■ **Short exercise**
Repeat each record below exactly, dropping the pictures.

━━ Supplied records ━━

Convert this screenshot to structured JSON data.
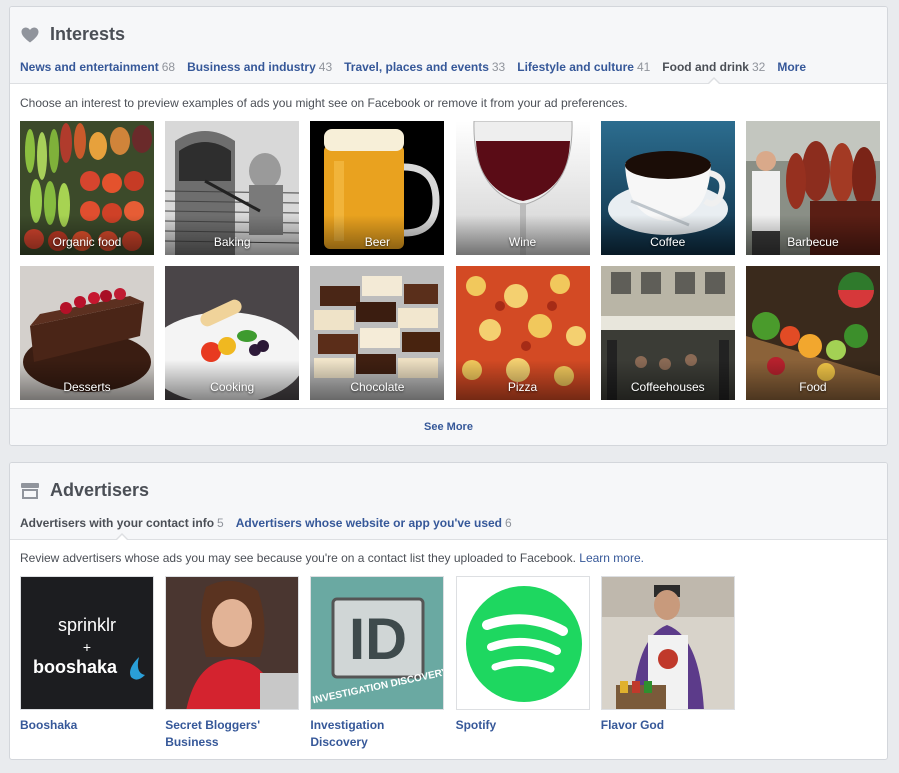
{
  "interests": {
    "title": "Interests",
    "icon": "heart-icon",
    "tabs": [
      {
        "label": "News and entertainment",
        "count": "68"
      },
      {
        "label": "Business and industry",
        "count": "43"
      },
      {
        "label": "Travel, places and events",
        "count": "33"
      },
      {
        "label": "Lifestyle and culture",
        "count": "41"
      },
      {
        "label": "Food and drink",
        "count": "32",
        "active": true
      },
      {
        "label": "More",
        "count": ""
      }
    ],
    "description": "Choose an interest to preview examples of ads you might see on Facebook or remove it from your ad preferences.",
    "tiles": [
      {
        "label": "Organic food"
      },
      {
        "label": "Baking"
      },
      {
        "label": "Beer"
      },
      {
        "label": "Wine"
      },
      {
        "label": "Coffee"
      },
      {
        "label": "Barbecue"
      },
      {
        "label": "Desserts"
      },
      {
        "label": "Cooking"
      },
      {
        "label": "Chocolate"
      },
      {
        "label": "Pizza"
      },
      {
        "label": "Coffeehouses"
      },
      {
        "label": "Food"
      }
    ],
    "see_more": "See More"
  },
  "advertisers": {
    "title": "Advertisers",
    "icon": "storefront-icon",
    "tabs": [
      {
        "label": "Advertisers with your contact info",
        "count": "5",
        "active": true
      },
      {
        "label": "Advertisers whose website or app you've used",
        "count": "6"
      }
    ],
    "description": "Review advertisers whose ads you may see because you're on a contact list they uploaded to Facebook.",
    "learn_more": "Learn more.",
    "items": [
      {
        "name": "Booshaka",
        "logo_top": "sprinklr",
        "logo_plus": "+",
        "logo_bottom": "booshaka"
      },
      {
        "name": "Secret Bloggers' Business"
      },
      {
        "name": "Investigation Discovery",
        "logo": "ID",
        "logo_sub": "INVESTIGATION DISCOVERY"
      },
      {
        "name": "Spotify"
      },
      {
        "name": "Flavor God"
      }
    ]
  },
  "colors": {
    "link": "#365899",
    "background": "#e9ebee",
    "spotify_green": "#1ed760"
  }
}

━━━

■ **Task solution**
Convert this screenshot to structured JSON data.
{
  "interests": {
    "title": "Interests",
    "icon": "heart-icon",
    "tabs": [
      {
        "label": "News and entertainment",
        "count": "68"
      },
      {
        "label": "Business and industry",
        "count": "43"
      },
      {
        "label": "Travel, places and events",
        "count": "33"
      },
      {
        "label": "Lifestyle and culture",
        "count": "41"
      },
      {
        "label": "Food and drink",
        "count": "32",
        "active": true
      },
      {
        "label": "More",
        "count": ""
      }
    ],
    "description": "Choose an interest to preview examples of ads you might see on Facebook or remove it from your ad preferences.",
    "tiles": [
      {
        "label": "Organic food"
      },
      {
        "label": "Baking"
      },
      {
        "label": "Beer"
      },
      {
        "label": "Wine"
      },
      {
        "label": "Coffee"
      },
      {
        "label": "Barbecue"
      },
      {
        "label": "Desserts"
      },
      {
        "label": "Cooking"
      },
      {
        "label": "Chocolate"
      },
      {
        "label": "Pizza"
      },
      {
        "label": "Coffeehouses"
      },
      {
        "label": "Food"
      }
    ],
    "see_more": "See More"
  },
  "advertisers": {
    "title": "Advertisers",
    "icon": "storefront-icon",
    "tabs": [
      {
        "label": "Advertisers with your contact info",
        "count": "5",
        "active": true
      },
      {
        "label": "Advertisers whose website or app you've used",
        "count": "6"
      }
    ],
    "description": "Review advertisers whose ads you may see because you're on a contact list they uploaded to Facebook.",
    "learn_more": "Learn more.",
    "items": [
      {
        "name": "Booshaka",
        "logo_top": "sprinklr",
        "logo_plus": "+",
        "logo_bottom": "booshaka"
      },
      {
        "name": "Secret Bloggers' Business"
      },
      {
        "name": "Investigation Discovery",
        "logo": "ID",
        "logo_sub": "INVESTIGATION DISCOVERY"
      },
      {
        "name": "Spotify"
      },
      {
        "name": "Flavor God"
      }
    ]
  },
  "colors": {
    "link": "#365899",
    "background": "#e9ebee",
    "spotify_green": "#1ed760"
  }
}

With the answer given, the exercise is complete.